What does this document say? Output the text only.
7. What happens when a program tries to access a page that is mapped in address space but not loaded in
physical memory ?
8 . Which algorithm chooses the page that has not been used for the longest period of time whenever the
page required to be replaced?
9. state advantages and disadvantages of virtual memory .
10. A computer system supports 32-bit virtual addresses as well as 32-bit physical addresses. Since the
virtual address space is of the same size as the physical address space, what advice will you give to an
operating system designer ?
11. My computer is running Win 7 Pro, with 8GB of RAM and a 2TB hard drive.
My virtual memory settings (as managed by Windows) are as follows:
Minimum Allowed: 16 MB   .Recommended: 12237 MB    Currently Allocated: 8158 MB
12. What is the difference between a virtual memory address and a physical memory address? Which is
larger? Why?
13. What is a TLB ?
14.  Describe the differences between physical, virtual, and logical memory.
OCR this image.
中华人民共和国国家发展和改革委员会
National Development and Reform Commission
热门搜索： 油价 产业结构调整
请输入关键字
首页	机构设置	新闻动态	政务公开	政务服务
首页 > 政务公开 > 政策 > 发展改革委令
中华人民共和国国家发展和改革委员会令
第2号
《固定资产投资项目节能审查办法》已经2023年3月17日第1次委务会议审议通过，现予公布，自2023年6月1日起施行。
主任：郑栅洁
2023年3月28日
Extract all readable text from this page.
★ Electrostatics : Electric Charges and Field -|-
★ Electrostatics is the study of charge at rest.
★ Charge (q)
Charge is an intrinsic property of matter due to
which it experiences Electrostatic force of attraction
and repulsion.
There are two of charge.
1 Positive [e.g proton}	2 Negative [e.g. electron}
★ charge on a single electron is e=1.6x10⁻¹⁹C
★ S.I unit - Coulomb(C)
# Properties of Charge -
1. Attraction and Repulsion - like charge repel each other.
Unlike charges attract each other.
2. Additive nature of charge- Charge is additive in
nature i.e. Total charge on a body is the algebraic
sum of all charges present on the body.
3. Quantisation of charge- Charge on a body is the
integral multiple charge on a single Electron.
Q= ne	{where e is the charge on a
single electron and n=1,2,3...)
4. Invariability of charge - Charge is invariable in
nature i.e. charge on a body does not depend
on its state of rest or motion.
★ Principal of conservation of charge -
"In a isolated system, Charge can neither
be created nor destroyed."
_____
Direction - Look over the material above and show each line where "Electrostatics" appears.

Solved problem -
★ Electrostatics : Electric Charges and Field -|-
★ Electrostatics is the study of charge at rest.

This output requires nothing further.